-- YOUR INSTRUCTIONS --
Go through the entries below and write each one out exactly.

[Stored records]
========

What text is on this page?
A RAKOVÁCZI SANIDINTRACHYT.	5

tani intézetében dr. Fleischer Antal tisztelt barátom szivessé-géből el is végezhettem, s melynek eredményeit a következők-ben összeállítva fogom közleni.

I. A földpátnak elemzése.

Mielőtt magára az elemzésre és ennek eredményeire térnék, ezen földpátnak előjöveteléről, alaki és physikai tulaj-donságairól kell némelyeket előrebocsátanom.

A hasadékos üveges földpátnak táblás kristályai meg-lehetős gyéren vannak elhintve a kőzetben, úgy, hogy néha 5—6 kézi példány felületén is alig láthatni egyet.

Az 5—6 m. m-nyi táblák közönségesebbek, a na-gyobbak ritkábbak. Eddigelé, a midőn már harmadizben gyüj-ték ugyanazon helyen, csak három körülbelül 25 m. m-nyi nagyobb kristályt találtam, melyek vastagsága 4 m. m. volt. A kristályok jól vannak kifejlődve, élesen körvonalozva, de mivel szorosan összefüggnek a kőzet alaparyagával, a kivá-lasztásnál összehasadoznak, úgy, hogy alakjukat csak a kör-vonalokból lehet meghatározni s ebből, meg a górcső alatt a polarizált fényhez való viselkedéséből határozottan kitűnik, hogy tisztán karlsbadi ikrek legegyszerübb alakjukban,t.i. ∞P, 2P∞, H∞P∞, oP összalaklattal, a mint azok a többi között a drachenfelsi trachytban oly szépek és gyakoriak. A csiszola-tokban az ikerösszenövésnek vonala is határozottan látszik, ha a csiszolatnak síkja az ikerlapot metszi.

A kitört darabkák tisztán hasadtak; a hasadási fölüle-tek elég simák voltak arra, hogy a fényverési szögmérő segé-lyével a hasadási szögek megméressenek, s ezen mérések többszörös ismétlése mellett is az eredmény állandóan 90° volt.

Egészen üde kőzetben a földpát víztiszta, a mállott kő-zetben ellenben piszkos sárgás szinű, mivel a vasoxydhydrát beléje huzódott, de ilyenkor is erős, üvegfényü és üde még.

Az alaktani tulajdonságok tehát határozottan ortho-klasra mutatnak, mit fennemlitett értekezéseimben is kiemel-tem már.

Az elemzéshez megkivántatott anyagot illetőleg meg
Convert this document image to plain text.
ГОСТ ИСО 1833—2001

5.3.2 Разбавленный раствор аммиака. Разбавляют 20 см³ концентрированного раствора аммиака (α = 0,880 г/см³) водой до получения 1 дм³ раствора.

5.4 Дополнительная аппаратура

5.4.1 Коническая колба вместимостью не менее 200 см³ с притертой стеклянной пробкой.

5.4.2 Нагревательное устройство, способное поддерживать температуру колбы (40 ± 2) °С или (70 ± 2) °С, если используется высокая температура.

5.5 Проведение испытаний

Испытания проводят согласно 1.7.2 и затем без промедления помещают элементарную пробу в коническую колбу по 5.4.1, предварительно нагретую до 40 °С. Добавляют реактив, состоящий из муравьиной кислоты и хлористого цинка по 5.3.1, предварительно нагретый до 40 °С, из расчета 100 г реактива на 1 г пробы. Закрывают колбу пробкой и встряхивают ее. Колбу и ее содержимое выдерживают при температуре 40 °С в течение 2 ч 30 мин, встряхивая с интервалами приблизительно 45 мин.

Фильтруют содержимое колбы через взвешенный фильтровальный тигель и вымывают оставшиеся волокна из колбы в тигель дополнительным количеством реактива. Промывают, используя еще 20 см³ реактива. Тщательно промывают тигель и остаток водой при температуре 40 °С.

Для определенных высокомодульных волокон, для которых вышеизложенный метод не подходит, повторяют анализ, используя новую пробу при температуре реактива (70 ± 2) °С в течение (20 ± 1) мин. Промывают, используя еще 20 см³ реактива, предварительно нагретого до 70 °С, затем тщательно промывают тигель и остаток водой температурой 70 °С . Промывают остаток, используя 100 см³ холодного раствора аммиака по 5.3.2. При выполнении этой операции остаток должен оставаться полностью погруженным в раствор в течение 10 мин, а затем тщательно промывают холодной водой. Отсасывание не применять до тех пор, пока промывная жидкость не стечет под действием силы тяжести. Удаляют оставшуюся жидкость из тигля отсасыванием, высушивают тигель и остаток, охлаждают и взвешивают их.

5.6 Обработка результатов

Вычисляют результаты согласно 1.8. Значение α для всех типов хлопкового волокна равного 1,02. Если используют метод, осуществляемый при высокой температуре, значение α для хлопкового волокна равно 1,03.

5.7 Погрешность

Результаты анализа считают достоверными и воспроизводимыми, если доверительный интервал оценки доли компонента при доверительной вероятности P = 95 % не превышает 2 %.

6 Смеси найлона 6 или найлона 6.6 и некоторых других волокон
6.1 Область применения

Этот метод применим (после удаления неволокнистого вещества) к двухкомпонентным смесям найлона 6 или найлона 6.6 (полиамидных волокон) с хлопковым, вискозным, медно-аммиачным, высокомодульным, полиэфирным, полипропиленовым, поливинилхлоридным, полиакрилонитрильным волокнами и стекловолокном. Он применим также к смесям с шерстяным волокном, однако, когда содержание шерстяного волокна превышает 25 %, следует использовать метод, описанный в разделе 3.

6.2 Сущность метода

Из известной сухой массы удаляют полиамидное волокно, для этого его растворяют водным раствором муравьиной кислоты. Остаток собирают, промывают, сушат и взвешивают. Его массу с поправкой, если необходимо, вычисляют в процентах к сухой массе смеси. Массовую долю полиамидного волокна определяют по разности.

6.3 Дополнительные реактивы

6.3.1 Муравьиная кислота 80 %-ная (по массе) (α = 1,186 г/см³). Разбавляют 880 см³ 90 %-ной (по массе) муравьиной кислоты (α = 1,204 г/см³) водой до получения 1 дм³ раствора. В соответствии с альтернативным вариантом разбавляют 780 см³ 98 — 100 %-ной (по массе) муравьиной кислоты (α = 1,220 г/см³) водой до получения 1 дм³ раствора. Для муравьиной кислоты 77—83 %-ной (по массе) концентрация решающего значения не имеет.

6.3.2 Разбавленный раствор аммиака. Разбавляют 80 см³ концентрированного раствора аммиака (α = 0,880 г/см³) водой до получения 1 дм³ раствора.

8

========

-- OUTPUT FOR THIS TASK --
What text is on this page?
A RAKOVÁCZI SANIDINTRACHYT.	5

tani intézetében dr. Fleischer Antal tisztelt barátom szivessé-géből el is végezhettem, s melynek eredményeit a következők-ben összeállítva fogom közleni.

I. A földpátnak elemzése.

Mielőtt magára az elemzésre és ennek eredményeire térnék, ezen földpátnak előjöveteléről, alaki és physikai tulaj-donságairól kell némelyeket előrebocsátanom.

A hasadékos üveges földpátnak táblás kristályai meg-lehetős gyéren vannak elhintve a kőzetben, úgy, hogy néha 5—6 kézi példány felületén is alig láthatni egyet.

Az 5—6 m. m-nyi táblák közönségesebbek, a na-gyobbak ritkábbak. Eddigelé, a midőn már harmadizben gyüj-ték ugyanazon helyen, csak három körülbelül 25 m. m-nyi nagyobb kristályt találtam, melyek vastagsága 4 m. m. volt. A kristályok jól vannak kifejlődve, élesen körvonalozva, de mivel szorosan összefüggnek a kőzet alaparyagával, a kivá-lasztásnál összehasadoznak, úgy, hogy alakjukat csak a kör-vonalokból lehet meghatározni s ebből, meg a górcső alatt a polarizált fényhez való viselkedéséből határozottan kitűnik, hogy tisztán karlsbadi ikrek legegyszerübb alakjukban,t.i. ∞P, 2P∞, H∞P∞, oP összalaklattal, a mint azok a többi között a drachenfelsi trachytban oly szépek és gyakoriak. A csiszola-tokban az ikerösszenövésnek vonala is határozottan látszik, ha a csiszolatnak síkja az ikerlapot metszi.

A kitört darabkák tisztán hasadtak; a hasadási fölüle-tek elég simák voltak arra, hogy a fényverési szögmérő segé-lyével a hasadási szögek megméressenek, s ezen mérések többszörös ismétlése mellett is az eredmény állandóan 90° volt.

Egészen üde kőzetben a földpát víztiszta, a mállott kő-zetben ellenben piszkos sárgás szinű, mivel a vasoxydhydrát beléje huzódott, de ilyenkor is erős, üvegfényü és üde még.

Az alaktani tulajdonságok tehát határozottan ortho-klasra mutatnak, mit fennemlitett értekezéseimben is kiemel-tem már.

Az elemzéshez megkivántatott anyagot illetőleg meg
Convert this document image to plain text.
ГОСТ ИСО 1833—2001

5.3.2 Разбавленный раствор аммиака. Разбавляют 20 см³ концентрированного раствора аммиака (α = 0,880 г/см³) водой до получения 1 дм³ раствора.

5.4 Дополнительная аппаратура

5.4.1 Коническая колба вместимостью не менее 200 см³ с притертой стеклянной пробкой.

5.4.2 Нагревательное устройство, способное поддерживать температуру колбы (40 ± 2) °С или (70 ± 2) °С, если используется высокая температура.

5.5 Проведение испытаний

Испытания проводят согласно 1.7.2 и затем без промедления помещают элементарную пробу в коническую колбу по 5.4.1, предварительно нагретую до 40 °С. Добавляют реактив, состоящий из муравьиной кислоты и хлористого цинка по 5.3.1, предварительно нагретый до 40 °С, из расчета 100 г реактива на 1 г пробы. Закрывают колбу пробкой и встряхивают ее. Колбу и ее содержимое выдерживают при температуре 40 °С в течение 2 ч 30 мин, встряхивая с интервалами приблизительно 45 мин.

Фильтруют содержимое колбы через взвешенный фильтровальный тигель и вымывают оставшиеся волокна из колбы в тигель дополнительным количеством реактива. Промывают, используя еще 20 см³ реактива. Тщательно промывают тигель и остаток водой при температуре 40 °С.

Для определенных высокомодульных волокон, для которых вышеизложенный метод не подходит, повторяют анализ, используя новую пробу при температуре реактива (70 ± 2) °С в течение (20 ± 1) мин. Промывают, используя еще 20 см³ реактива, предварительно нагретого до 70 °С, затем тщательно промывают тигель и остаток водой температурой 70 °С . Промывают остаток, используя 100 см³ холодного раствора аммиака по 5.3.2. При выполнении этой операции остаток должен оставаться полностью погруженным в раствор в течение 10 мин, а затем тщательно промывают холодной водой. Отсасывание не применять до тех пор, пока промывная жидкость не стечет под действием силы тяжести. Удаляют оставшуюся жидкость из тигля отсасыванием, высушивают тигель и остаток, охлаждают и взвешивают их.

5.6 Обработка результатов

Вычисляют результаты согласно 1.8. Значение α для всех типов хлопкового волокна равного 1,02. Если используют метод, осуществляемый при высокой температуре, значение α для хлопкового волокна равно 1,03.

5.7 Погрешность

Результаты анализа считают достоверными и воспроизводимыми, если доверительный интервал оценки доли компонента при доверительной вероятности P = 95 % не превышает 2 %.

6 Смеси найлона 6 или найлона 6.6 и некоторых других волокон
6.1 Область применения

Этот метод применим (после удаления неволокнистого вещества) к двухкомпонентным смесям найлона 6 или найлона 6.6 (полиамидных волокон) с хлопковым, вискозным, медно-аммиачным, высокомодульным, полиэфирным, полипропиленовым, поливинилхлоридным, полиакрилонитрильным волокнами и стекловолокном. Он применим также к смесям с шерстяным волокном, однако, когда содержание шерстяного волокна превышает 25 %, следует использовать метод, описанный в разделе 3.

6.2 Сущность метода

Из известной сухой массы удаляют полиамидное волокно, для этого его растворяют водным раствором муравьиной кислоты. Остаток собирают, промывают, сушат и взвешивают. Его массу с поправкой, если необходимо, вычисляют в процентах к сухой массе смеси. Массовую долю полиамидного волокна определяют по разности.

6.3 Дополнительные реактивы

6.3.1 Муравьиная кислота 80 %-ная (по массе) (α = 1,186 г/см³). Разбавляют 880 см³ 90 %-ной (по массе) муравьиной кислоты (α = 1,204 г/см³) водой до получения 1 дм³ раствора. В соответствии с альтернативным вариантом разбавляют 780 см³ 98 — 100 %-ной (по массе) муравьиной кислоты (α = 1,220 г/см³) водой до получения 1 дм³ раствора. Для муравьиной кислоты 77—83 %-ной (по массе) концентрация решающего значения не имеет.

6.3.2 Разбавленный раствор аммиака. Разбавляют 80 см³ концентрированного раствора аммиака (α = 0,880 г/см³) водой до получения 1 дм³ раствора.

8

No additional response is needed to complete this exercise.